• _Given records_:
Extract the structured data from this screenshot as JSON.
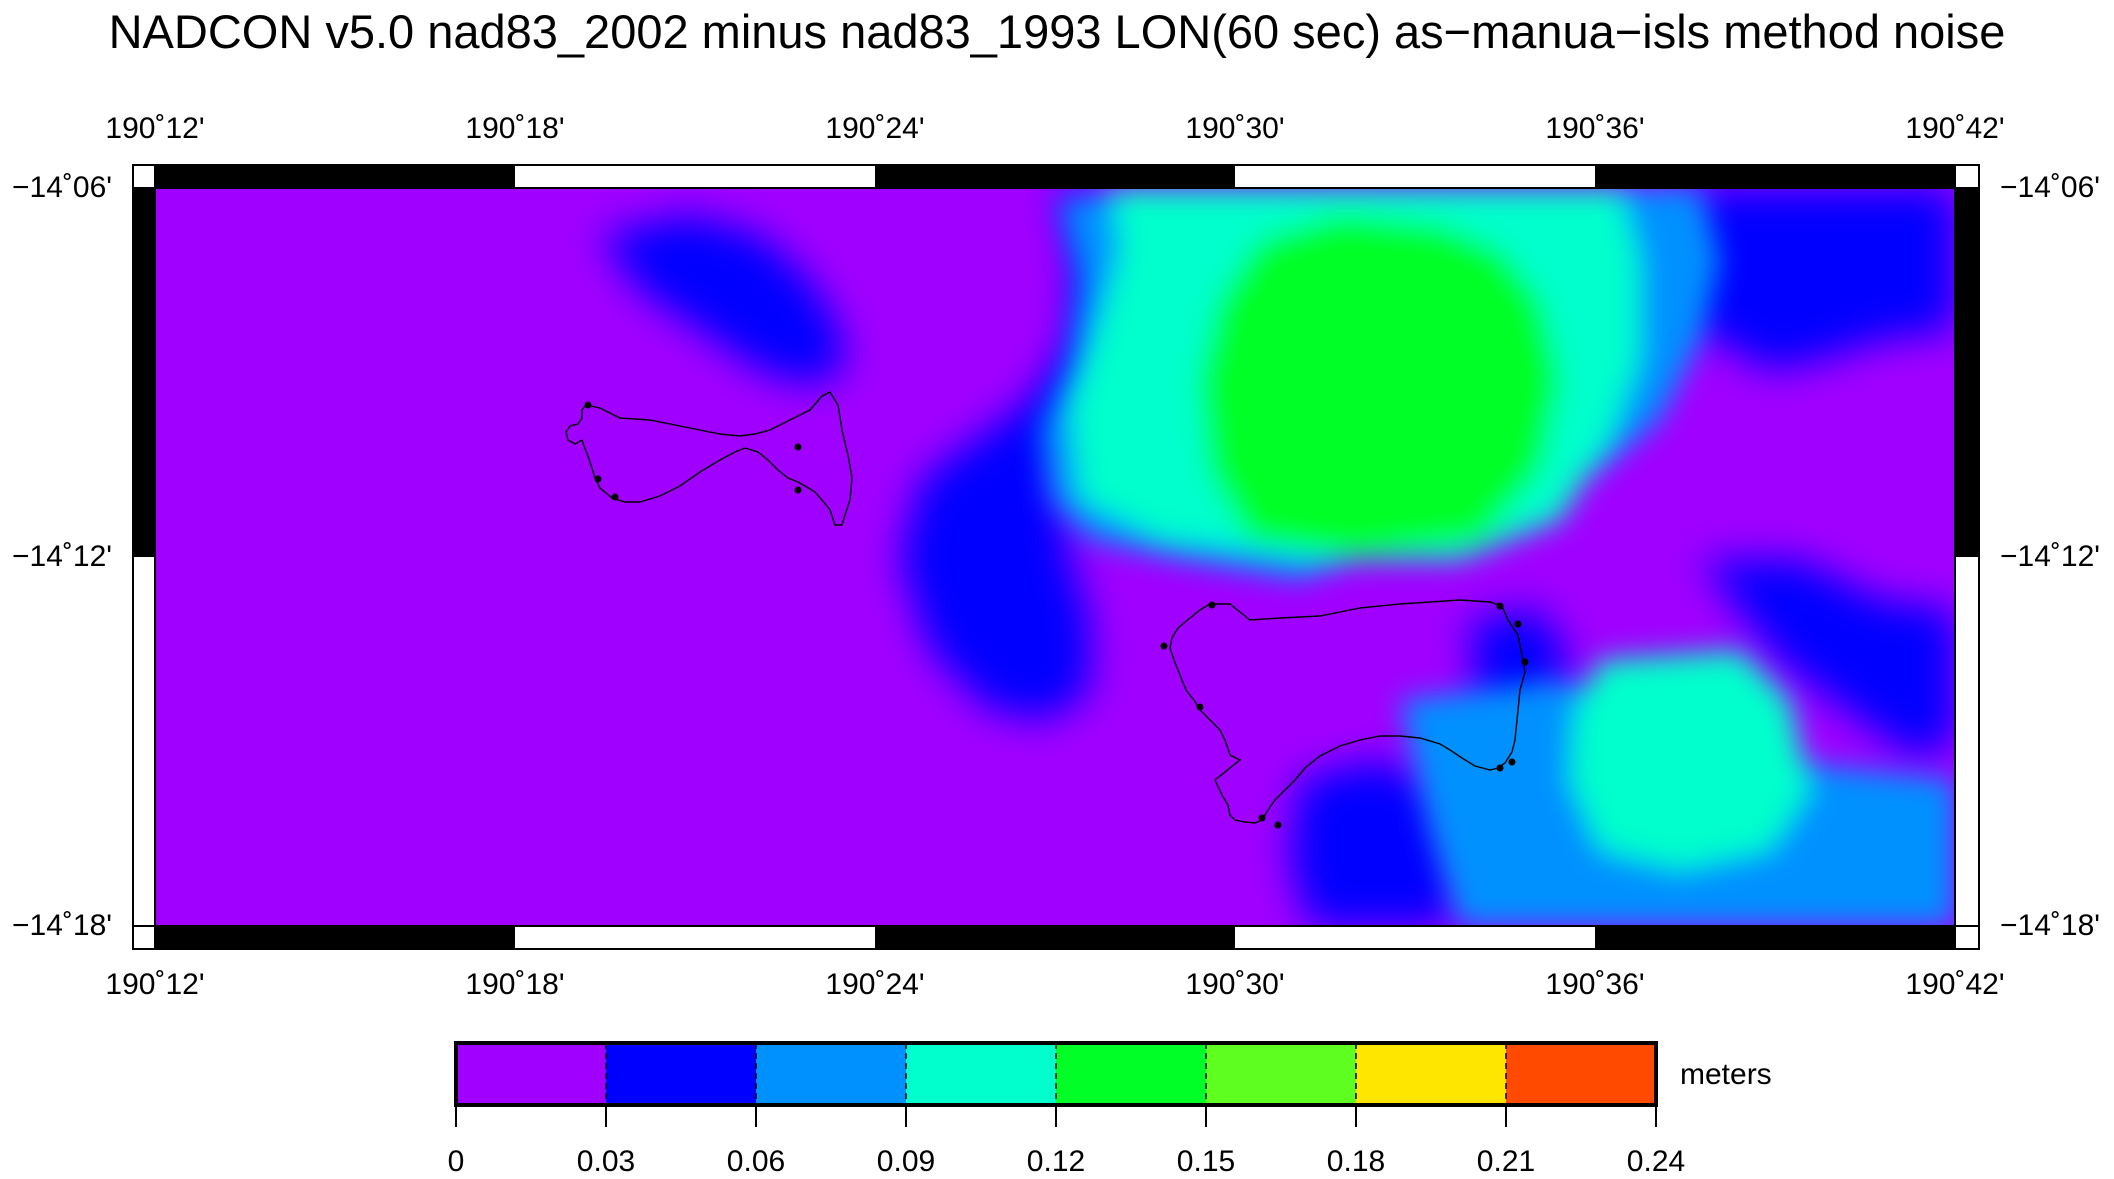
{
  "title": "NADCON v5.0 nad83_2002 minus nad83_1993 LON(60 sec) as−manua−isls method noise",
  "map": {
    "lon_ticks": [
      "190˚12'",
      "190˚18'",
      "190˚24'",
      "190˚30'",
      "190˚36'",
      "190˚42'"
    ],
    "lat_ticks": [
      "−14˚06'",
      "−14˚12'",
      "−14˚18'"
    ],
    "lon_range": [
      190.2,
      190.7
    ],
    "lat_range": [
      -14.3,
      -14.1
    ]
  },
  "colorbar": {
    "units": "meters",
    "ticks": [
      "0",
      "0.03",
      "0.06",
      "0.09",
      "0.12",
      "0.15",
      "0.18",
      "0.21",
      "0.24"
    ],
    "range": [
      0,
      0.24
    ],
    "colors": [
      "#a000ff",
      "#0000ff",
      "#0091ff",
      "#00ffcc",
      "#00ff26",
      "#5eff20",
      "#ffe600",
      "#ff4a00"
    ]
  },
  "colors": {
    "purple": "#a000ff",
    "blue": "#0000ff",
    "light_blue": "#0091ff",
    "cyan": "#00ffcc",
    "green": "#00ff26",
    "frame": "#000000"
  }
}
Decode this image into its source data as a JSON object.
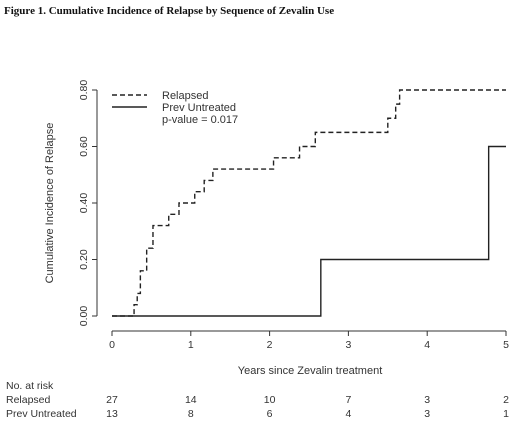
{
  "figure_title": "Figure 1. Cumulative Incidence of Relapse by Sequence of Zevalin Use",
  "chart_data": {
    "type": "line",
    "title": "Figure 1. Cumulative Incidence of Relapse by Sequence of Zevalin Use",
    "xlabel": "Years since Zevalin treatment",
    "ylabel": "Cumulative Incidence of Relapse",
    "xlim": [
      0,
      5
    ],
    "ylim": [
      0,
      0.8
    ],
    "x_ticks": [
      "0",
      "1",
      "2",
      "3",
      "4",
      "5"
    ],
    "y_ticks": [
      "0.00",
      "0.20",
      "0.40",
      "0.60",
      "0.80"
    ],
    "grid": false,
    "legend_position": "top-left",
    "annotation": "p-value = 0.017",
    "series": [
      {
        "name": "Relapsed",
        "style": "dashed",
        "color": "#222222",
        "step_x": [
          0,
          0.28,
          0.32,
          0.36,
          0.44,
          0.52,
          0.72,
          0.85,
          1.05,
          1.17,
          1.28,
          2.05,
          2.38,
          2.58,
          3.5,
          3.6,
          3.65,
          5.0
        ],
        "step_y": [
          0,
          0.04,
          0.08,
          0.16,
          0.24,
          0.32,
          0.36,
          0.4,
          0.44,
          0.48,
          0.52,
          0.56,
          0.6,
          0.65,
          0.7,
          0.75,
          0.8,
          0.8
        ]
      },
      {
        "name": "Prev Untreated",
        "style": "solid",
        "color": "#222222",
        "step_x": [
          0,
          2.65,
          4.78,
          5.0
        ],
        "step_y": [
          0,
          0.2,
          0.6,
          0.6
        ]
      }
    ]
  },
  "risk_table": {
    "header_line1": "No. at risk",
    "rows": [
      {
        "label": "Relapsed",
        "counts": [
          "27",
          "14",
          "10",
          "7",
          "3",
          "2"
        ]
      },
      {
        "label": "Prev Untreated",
        "counts": [
          "13",
          "8",
          "6",
          "4",
          "3",
          "1"
        ]
      }
    ]
  }
}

• _Work required_: Write the records out again in full, exactly, and skip every picture.

• _The result_:
Extract the structured data from this screenshot as JSON.
{
  "title": "NADCON v5.0 nad83_2002 minus nad83_1993 LON(60 sec) as−manua−isls method noise",
  "map": {
    "lon_ticks": [
      "190˚12'",
      "190˚18'",
      "190˚24'",
      "190˚30'",
      "190˚36'",
      "190˚42'"
    ],
    "lat_ticks": [
      "−14˚06'",
      "−14˚12'",
      "−14˚18'"
    ],
    "lon_range": [
      190.2,
      190.7
    ],
    "lat_range": [
      -14.3,
      -14.1
    ]
  },
  "colorbar": {
    "units": "meters",
    "ticks": [
      "0",
      "0.03",
      "0.06",
      "0.09",
      "0.12",
      "0.15",
      "0.18",
      "0.21",
      "0.24"
    ],
    "range": [
      0,
      0.24
    ],
    "colors": [
      "#a000ff",
      "#0000ff",
      "#0091ff",
      "#00ffcc",
      "#00ff26",
      "#5eff20",
      "#ffe600",
      "#ff4a00"
    ]
  },
  "colors": {
    "purple": "#a000ff",
    "blue": "#0000ff",
    "light_blue": "#0091ff",
    "cyan": "#00ffcc",
    "green": "#00ff26",
    "frame": "#000000"
  }
}
Decode this image into its source data as a JSON object.
{
  "figure_title": "Figure 1. Cumulative Incidence of Relapse by Sequence of Zevalin Use",
  "chart_data": {
    "type": "line",
    "title": "Figure 1. Cumulative Incidence of Relapse by Sequence of Zevalin Use",
    "xlabel": "Years since Zevalin treatment",
    "ylabel": "Cumulative Incidence of Relapse",
    "xlim": [
      0,
      5
    ],
    "ylim": [
      0,
      0.8
    ],
    "x_ticks": [
      "0",
      "1",
      "2",
      "3",
      "4",
      "5"
    ],
    "y_ticks": [
      "0.00",
      "0.20",
      "0.40",
      "0.60",
      "0.80"
    ],
    "grid": false,
    "legend_position": "top-left",
    "annotation": "p-value = 0.017",
    "series": [
      {
        "name": "Relapsed",
        "style": "dashed",
        "color": "#222222",
        "step_x": [
          0,
          0.28,
          0.32,
          0.36,
          0.44,
          0.52,
          0.72,
          0.85,
          1.05,
          1.17,
          1.28,
          2.05,
          2.38,
          2.58,
          3.5,
          3.6,
          3.65,
          5.0
        ],
        "step_y": [
          0,
          0.04,
          0.08,
          0.16,
          0.24,
          0.32,
          0.36,
          0.4,
          0.44,
          0.48,
          0.52,
          0.56,
          0.6,
          0.65,
          0.7,
          0.75,
          0.8,
          0.8
        ]
      },
      {
        "name": "Prev Untreated",
        "style": "solid",
        "color": "#222222",
        "step_x": [
          0,
          2.65,
          4.78,
          5.0
        ],
        "step_y": [
          0,
          0.2,
          0.6,
          0.6
        ]
      }
    ]
  },
  "risk_table": {
    "header_line1": "No. at risk",
    "rows": [
      {
        "label": "Relapsed",
        "counts": [
          "27",
          "14",
          "10",
          "7",
          "3",
          "2"
        ]
      },
      {
        "label": "Prev Untreated",
        "counts": [
          "13",
          "8",
          "6",
          "4",
          "3",
          "1"
        ]
      }
    ]
  }
}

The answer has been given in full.